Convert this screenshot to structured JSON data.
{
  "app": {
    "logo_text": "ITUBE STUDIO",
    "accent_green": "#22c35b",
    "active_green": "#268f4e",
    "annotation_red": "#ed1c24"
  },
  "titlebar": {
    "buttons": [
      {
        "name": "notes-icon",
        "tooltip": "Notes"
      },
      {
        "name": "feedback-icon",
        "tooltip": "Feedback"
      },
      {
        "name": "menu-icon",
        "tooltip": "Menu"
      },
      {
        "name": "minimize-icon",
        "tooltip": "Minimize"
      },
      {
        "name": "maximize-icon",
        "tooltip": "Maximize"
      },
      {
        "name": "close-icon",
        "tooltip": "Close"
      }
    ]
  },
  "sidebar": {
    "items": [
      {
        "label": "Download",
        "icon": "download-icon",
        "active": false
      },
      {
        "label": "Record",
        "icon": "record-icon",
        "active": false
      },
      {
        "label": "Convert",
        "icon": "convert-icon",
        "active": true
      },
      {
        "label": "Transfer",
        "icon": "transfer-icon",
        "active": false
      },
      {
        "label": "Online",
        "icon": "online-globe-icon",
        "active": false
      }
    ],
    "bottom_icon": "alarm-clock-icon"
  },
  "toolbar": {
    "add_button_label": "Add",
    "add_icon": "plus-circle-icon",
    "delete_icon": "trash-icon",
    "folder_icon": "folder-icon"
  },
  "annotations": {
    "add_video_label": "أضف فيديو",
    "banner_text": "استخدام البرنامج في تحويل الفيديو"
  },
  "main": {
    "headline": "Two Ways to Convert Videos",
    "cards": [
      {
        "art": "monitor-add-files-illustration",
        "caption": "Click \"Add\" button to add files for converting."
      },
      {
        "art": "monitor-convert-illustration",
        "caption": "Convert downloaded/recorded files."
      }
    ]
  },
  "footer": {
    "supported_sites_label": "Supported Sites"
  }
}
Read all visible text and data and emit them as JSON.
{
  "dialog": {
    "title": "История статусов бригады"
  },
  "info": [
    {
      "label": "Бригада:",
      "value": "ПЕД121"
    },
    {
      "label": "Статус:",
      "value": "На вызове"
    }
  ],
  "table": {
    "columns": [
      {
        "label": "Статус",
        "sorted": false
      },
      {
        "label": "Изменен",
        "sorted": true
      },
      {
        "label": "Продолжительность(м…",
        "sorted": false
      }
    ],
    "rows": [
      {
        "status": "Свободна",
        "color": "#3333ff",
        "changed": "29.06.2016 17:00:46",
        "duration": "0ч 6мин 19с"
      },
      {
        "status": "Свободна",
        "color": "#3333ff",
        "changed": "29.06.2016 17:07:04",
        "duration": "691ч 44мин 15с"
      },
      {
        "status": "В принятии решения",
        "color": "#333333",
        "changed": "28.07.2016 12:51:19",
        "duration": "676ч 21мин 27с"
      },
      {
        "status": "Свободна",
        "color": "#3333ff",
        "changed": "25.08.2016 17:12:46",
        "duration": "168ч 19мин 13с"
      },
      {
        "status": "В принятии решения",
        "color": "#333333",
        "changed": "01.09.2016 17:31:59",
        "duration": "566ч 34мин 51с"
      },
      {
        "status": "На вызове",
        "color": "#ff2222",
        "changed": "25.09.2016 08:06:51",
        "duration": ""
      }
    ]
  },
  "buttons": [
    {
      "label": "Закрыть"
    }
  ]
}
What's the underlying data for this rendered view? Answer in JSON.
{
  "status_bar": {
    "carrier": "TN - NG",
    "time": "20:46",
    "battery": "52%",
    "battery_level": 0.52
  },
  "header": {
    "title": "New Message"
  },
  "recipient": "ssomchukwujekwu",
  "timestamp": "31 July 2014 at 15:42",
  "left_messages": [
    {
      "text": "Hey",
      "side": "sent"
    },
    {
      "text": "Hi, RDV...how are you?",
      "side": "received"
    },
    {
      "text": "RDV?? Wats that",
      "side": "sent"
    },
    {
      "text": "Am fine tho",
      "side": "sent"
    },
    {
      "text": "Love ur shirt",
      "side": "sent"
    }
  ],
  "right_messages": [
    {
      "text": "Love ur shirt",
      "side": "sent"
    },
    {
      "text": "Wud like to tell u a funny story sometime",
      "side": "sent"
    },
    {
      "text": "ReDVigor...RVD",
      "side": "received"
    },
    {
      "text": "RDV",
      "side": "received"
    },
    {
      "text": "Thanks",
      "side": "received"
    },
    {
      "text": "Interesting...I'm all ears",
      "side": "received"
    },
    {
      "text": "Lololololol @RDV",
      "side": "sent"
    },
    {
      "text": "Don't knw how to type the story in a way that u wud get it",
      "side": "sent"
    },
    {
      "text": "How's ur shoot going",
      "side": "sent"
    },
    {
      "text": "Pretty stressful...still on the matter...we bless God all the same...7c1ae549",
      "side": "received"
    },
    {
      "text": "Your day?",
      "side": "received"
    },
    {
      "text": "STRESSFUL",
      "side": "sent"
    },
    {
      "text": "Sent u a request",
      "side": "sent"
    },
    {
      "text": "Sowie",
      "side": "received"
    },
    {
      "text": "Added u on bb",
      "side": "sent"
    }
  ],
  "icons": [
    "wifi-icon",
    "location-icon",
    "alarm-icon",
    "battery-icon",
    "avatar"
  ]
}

#### PROBLEM TO SOLVE:
Return all lines containing the word "that".

#### EXERCISE SOLUTION:
      "text": "RDV?? Wats that",
      "text": "Don't knw how to type the story in a way that u wud get it",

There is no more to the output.